Data were analyzed from the video recording and the notes taken during the session, using the pattern matching technique [47] in which the empirically observed patterns (findings from the focus group session) were compared with the expected patterns that we had formulated based on the outcomes of the action research.

7.2. Results

In this section, we synthesize the results for each main question addressed during the focus group session.

7.2.1. Current Practical Issues (Q1)

The most frequently cited problem during the discussion, and the one with which the majority of participants (three out of five) agreed was the difficulty of determining a threshold on the system’s performance that would enable testers to assess its robustness. This difficulty led some participants, during similar projects, not to explicitly define a metamorphic relation as presented in our proposed method (Task 7) but to use a method similar to load testing in which the transformations applied to the input images are increasingly severe.
The difficulty of defining relevant transformations on the data to test the system was also mentioned, together with the difficulty of applying transformations to the images, i.e., generating test cases from a source dataset in the case of systems where domain knowledge is required and the transformations to be applied are complex. The lack of a framework to guide the definition of the transformations has already led one participant to carry out the tests using an exploratory approach during one of his projects.

7.2.2. Difficulties in Using the Method (Q2)

The participants agreed that Task 1 (Describe target circumstances) and Task 2 (Assess the significance of the target circumstances) were the most difficult to carry out in practice as a tester, particularly the assignment of a value to certain factors involved in the significance score (exposure, likelihood, and severity). They also identified that this latter difficulty could arise from the sometimes subjective nature of these factors. On the other hand, two of the participants drew parallels with traditional software testing practices, such as risk assessment and the determination of safety integrity levels (SIL) as described in the IEC 61508 standard [48], validating that these difficulties are common in the context of software testing and that the tester indeed usually discuss these issues with a domain expert.
To a lesser extent, the question of the choice of some metrics was raised as a difficulty in practice, particularly for measuring the distance between datasets or circumstances as it requires a good understanding of the system and its environment. However, the majority of participants (four out of five) felt that these choices were indeed a matter of the AI tester’s expertise. Thus, the tester can discuss with the domain expert to better understand the system but retains responsibility for the final decision.

7.2.3. Benefits (Q3)

In terms of the benefits perceived by the company’s practitioners, the most frequently cited response was clear, structured guidelines for the testing process. One participant highlighted the time saved by defining a clear process with ordered steps. Another participant felt that such a method can help in formulating the hypotheses under which the robustness of an AI-based system is validated. In addition, most of them (four out of five) agreed that the proposed method can help determine the threshold on system performance and the definition of relevant transformations, and two of the current practical issues previously mentioned (cf. Q1).

7.2.4. Limitations (Q4)

» **SOURCE MATERIAL**:
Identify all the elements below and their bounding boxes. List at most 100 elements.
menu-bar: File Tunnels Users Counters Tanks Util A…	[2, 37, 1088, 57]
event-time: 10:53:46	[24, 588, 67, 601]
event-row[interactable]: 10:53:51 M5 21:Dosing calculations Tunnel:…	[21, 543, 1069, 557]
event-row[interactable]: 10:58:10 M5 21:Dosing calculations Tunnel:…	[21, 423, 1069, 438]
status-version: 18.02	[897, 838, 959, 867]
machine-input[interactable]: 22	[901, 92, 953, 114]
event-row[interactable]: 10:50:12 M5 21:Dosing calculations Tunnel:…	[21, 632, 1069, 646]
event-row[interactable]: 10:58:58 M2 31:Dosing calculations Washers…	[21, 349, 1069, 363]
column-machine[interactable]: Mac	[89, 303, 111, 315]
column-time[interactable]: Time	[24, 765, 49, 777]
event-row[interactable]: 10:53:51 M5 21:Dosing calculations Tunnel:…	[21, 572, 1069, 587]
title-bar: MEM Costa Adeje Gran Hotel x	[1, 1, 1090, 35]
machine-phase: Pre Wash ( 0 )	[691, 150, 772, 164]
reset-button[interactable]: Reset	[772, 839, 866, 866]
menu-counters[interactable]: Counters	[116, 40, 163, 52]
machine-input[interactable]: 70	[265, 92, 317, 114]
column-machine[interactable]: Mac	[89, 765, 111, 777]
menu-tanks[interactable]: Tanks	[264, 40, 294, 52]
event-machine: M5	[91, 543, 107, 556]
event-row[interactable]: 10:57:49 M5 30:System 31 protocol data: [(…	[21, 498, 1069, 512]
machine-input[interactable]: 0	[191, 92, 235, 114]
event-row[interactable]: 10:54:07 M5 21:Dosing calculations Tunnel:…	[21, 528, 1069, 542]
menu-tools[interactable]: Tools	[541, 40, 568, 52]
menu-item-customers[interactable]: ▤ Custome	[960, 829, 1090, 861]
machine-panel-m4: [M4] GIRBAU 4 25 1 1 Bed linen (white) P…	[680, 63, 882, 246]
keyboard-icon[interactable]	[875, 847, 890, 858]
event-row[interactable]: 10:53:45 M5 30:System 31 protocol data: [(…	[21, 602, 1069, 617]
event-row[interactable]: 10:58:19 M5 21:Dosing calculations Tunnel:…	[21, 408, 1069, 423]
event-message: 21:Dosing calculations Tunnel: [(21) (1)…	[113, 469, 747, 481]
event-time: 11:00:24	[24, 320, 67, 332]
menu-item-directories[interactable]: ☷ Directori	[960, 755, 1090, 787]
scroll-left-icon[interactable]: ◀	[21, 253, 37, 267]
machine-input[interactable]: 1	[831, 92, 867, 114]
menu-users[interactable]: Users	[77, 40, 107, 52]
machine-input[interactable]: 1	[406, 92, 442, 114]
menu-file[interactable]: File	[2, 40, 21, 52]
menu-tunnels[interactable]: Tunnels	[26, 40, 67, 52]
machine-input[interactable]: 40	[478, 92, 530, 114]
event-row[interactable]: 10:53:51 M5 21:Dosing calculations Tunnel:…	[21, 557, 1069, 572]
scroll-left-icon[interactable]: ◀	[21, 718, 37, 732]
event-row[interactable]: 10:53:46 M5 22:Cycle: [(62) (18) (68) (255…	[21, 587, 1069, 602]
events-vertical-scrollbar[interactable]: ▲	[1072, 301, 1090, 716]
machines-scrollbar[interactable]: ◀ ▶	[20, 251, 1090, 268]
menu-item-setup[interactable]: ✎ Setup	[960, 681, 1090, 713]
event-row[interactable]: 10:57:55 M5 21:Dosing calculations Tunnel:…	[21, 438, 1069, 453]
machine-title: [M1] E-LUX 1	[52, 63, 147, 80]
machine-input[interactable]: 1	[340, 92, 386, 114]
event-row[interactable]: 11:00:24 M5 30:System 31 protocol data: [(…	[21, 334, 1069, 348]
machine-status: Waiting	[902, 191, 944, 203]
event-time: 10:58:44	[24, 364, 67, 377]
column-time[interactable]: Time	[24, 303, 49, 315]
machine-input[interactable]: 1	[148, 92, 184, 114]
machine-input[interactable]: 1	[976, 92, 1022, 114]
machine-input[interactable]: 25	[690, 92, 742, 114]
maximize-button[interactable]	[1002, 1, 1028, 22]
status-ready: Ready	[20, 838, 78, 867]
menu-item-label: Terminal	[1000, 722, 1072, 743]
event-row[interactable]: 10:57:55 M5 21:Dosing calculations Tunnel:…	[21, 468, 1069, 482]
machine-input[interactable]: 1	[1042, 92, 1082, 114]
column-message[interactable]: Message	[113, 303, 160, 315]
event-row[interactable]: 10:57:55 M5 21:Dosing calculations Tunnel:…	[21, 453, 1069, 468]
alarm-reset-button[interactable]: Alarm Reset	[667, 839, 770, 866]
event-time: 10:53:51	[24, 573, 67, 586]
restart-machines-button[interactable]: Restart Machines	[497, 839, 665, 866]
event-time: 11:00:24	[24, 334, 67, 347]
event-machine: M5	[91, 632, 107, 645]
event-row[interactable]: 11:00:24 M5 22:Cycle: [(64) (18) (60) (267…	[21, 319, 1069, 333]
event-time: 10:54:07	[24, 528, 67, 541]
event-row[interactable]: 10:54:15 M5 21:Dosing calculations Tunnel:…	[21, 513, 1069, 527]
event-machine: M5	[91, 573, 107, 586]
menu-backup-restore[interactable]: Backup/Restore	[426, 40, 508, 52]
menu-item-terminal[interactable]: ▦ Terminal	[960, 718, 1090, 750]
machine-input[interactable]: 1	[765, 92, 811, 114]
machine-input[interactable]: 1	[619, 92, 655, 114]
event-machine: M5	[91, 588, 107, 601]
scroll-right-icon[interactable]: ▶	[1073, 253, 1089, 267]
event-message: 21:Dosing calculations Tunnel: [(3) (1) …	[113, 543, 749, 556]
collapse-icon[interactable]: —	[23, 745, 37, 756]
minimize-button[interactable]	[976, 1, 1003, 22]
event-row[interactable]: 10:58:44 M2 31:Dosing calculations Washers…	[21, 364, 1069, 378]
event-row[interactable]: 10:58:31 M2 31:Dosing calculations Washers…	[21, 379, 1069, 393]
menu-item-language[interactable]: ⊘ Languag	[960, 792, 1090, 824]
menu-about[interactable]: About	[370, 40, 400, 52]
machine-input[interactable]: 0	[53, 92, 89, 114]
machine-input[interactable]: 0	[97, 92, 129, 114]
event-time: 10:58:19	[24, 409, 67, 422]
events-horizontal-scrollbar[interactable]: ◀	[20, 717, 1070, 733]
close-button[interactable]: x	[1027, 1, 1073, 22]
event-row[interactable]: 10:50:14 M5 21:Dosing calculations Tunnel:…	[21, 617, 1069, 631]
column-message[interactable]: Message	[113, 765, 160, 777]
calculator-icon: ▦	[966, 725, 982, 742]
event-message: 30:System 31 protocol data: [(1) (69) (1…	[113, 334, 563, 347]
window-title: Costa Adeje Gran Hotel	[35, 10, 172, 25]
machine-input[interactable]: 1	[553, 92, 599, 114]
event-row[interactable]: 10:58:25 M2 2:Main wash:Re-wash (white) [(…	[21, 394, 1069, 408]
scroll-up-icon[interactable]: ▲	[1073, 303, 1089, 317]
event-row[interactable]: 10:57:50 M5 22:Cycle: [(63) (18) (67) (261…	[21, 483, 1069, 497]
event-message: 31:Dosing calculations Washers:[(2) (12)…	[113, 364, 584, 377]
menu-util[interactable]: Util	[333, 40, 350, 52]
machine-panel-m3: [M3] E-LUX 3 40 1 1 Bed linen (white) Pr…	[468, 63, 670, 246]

» **WHAT YOU WILL DO**:
**1.** According to the focus group results, which standard describes the safety integrity levels that two participants cited?
**2.** Reproduce, word for word, the stretch of the focus group results from "The most frequently cited problem" through "are increasingly severe.".

» **COMPLETED EXERCISE**:
**1.** The IEC 61508 standard.

**2.**
The most frequently cited problem during the discussion, and the one with which the majority of participants (three out of five) agreed was the difficulty of determining a threshold on the system’s performance that would enable testers to assess its robustness. This difficulty led some participants, during similar projects, not to explicitly define a metamorphic relation as presented in our proposed method (Task 7) but to use a method similar to load testing in which the transformations applied to the input images are increasingly severe.